** Opening SELECTED EXTRACT block **
Rear Wheel Drive (RWD) – Positive and Negative Sides

Rear Wheel Drive (RWD)

Rear Wheel Drive (RWD) is the way God himself intended for a car to be propelled. You may hear same sentence ones or better multiple times coming out from the mouth of car enthusiasts, and it is not far away from the truth. But then, why are FWD cars ubiquitous ones and what is so special about that rear axle? You are here to find out.

Rear Wheel Drive (RWD) – Track Knows No Better

If you ever have any intention of taking your four-wheeler to some track and have some fun, RWD is just irreplaceable. With all due respect to the front wheel drive hot hatches capable of generating decent amounts of fun, along with properly honoring performance oriented AWD systems generating superior lap times, power sent to the rear axle simply allows greater levels of fun and joy are missing with other two. As with all things it also charges for that smile it just generated on your face, but let’s start first with good stuff.
** Closing SELECTED EXTRACT block **
** Opening EXTRACTED INFORMATION block **
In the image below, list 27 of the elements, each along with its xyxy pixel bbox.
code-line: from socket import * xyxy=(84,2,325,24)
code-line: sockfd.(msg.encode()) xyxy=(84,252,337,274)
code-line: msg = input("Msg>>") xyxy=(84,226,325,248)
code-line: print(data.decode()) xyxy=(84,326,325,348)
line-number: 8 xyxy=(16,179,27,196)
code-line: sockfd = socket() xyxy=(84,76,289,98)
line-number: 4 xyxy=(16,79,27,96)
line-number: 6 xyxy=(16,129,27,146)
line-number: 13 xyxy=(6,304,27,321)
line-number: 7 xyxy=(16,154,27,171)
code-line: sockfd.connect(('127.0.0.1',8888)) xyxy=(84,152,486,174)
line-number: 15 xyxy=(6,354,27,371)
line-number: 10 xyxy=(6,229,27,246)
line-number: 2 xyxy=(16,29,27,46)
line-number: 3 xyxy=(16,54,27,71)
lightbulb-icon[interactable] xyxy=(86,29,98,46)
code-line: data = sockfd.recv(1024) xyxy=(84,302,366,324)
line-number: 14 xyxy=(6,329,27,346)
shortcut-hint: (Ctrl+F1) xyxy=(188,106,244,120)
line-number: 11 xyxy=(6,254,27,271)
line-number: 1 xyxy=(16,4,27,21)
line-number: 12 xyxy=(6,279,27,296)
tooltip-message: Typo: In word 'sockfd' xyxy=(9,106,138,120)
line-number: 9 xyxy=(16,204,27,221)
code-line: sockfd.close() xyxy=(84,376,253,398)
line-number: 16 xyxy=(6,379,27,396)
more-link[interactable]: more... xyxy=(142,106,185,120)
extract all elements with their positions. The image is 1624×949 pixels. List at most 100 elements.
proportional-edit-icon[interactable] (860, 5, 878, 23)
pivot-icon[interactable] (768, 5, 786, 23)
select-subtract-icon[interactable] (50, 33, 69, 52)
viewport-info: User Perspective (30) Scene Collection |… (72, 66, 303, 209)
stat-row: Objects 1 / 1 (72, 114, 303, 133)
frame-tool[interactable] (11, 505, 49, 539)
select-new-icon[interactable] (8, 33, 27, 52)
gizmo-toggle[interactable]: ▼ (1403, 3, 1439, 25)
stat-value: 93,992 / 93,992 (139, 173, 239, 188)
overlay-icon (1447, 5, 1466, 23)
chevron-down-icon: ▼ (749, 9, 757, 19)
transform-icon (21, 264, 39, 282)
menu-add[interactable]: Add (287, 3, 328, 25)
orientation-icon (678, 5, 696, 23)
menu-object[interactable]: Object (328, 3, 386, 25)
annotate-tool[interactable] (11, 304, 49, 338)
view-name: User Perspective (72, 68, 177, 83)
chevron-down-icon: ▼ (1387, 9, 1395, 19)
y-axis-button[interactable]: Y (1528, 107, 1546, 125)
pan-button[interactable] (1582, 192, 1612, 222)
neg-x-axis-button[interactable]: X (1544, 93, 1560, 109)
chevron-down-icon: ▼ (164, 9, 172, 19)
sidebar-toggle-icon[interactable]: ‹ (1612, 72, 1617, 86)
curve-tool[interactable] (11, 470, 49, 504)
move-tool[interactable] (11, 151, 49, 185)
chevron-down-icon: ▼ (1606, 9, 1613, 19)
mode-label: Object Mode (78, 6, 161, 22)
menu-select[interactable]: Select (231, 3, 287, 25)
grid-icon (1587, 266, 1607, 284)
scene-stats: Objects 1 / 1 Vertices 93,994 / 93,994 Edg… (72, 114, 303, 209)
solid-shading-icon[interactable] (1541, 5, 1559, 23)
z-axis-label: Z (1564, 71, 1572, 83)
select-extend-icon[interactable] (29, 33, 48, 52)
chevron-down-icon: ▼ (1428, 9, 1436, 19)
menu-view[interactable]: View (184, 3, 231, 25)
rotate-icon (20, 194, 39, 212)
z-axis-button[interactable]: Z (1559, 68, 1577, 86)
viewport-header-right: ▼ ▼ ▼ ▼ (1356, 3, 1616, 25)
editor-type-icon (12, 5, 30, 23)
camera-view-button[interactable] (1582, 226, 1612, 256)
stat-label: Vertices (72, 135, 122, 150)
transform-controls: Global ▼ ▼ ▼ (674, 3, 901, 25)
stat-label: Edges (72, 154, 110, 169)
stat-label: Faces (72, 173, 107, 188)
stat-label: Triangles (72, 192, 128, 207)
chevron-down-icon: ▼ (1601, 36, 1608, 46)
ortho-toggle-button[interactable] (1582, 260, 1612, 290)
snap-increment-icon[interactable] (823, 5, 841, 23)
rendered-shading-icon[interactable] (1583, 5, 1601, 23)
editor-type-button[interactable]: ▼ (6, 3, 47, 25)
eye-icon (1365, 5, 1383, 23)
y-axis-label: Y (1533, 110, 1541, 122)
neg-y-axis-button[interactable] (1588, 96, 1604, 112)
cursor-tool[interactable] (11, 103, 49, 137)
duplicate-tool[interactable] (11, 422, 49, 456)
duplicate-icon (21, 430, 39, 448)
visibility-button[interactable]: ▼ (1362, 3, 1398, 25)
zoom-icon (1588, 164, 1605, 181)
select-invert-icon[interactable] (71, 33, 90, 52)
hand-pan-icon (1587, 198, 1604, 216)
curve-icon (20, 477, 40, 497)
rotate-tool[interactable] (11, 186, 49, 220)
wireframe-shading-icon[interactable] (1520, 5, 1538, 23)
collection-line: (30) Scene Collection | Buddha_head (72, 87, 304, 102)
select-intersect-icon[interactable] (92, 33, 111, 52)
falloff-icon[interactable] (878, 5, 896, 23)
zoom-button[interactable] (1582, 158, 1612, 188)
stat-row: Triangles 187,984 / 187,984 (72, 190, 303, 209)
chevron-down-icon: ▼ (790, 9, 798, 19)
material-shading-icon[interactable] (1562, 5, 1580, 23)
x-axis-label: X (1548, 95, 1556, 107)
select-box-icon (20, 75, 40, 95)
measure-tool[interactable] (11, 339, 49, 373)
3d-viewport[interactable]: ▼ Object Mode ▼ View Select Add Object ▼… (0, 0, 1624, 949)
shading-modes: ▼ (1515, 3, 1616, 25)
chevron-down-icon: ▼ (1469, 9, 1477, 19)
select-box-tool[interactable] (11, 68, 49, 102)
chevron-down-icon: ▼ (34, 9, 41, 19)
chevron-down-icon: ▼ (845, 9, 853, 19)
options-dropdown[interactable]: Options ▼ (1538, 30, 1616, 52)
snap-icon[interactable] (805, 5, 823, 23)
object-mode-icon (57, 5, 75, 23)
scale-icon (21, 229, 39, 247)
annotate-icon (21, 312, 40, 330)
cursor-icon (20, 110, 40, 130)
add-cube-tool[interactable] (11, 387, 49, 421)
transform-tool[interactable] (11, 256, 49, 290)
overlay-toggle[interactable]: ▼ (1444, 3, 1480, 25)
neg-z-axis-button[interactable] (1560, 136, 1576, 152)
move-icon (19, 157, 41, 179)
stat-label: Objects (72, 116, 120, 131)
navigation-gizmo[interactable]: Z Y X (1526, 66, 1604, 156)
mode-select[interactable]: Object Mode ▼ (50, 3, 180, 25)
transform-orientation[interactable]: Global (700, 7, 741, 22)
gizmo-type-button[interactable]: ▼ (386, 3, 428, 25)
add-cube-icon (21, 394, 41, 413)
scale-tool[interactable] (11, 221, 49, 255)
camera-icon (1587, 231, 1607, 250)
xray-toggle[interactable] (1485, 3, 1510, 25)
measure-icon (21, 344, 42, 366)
** Closing EXTRACTED INFORMATION block **
- **WHAT TO DO**:
A - In one to three sentences, explain why the article on rear wheel drive calls RWD irreplaceable for taking a car to a track.
B - Answer these questions from the article on rear wheel drive.
(i) According to the opening, what do car enthusiasts say RWD is?
(ii) Which front-wheel-drive cars does the article credit with generating decent amounts of fun?
(iii) What does the article say performance-oriented AWD systems generate?
None of the tasks draw on the rows.

- **OUTPUTS FOR THE TASKS**:
A - It says that sending power to the rear axle allows greater levels of fun than front-wheel drive or all-wheel drive. It grants that FWD hot hatches can be decent fun and that performance AWD systems give superior lap times, but it holds that neither matches RWD for enjoyment.

B -
(i) The way God himself intended for a car to be propelled.
(ii) Front wheel drive hot hatches.
(iii) Superior lap times.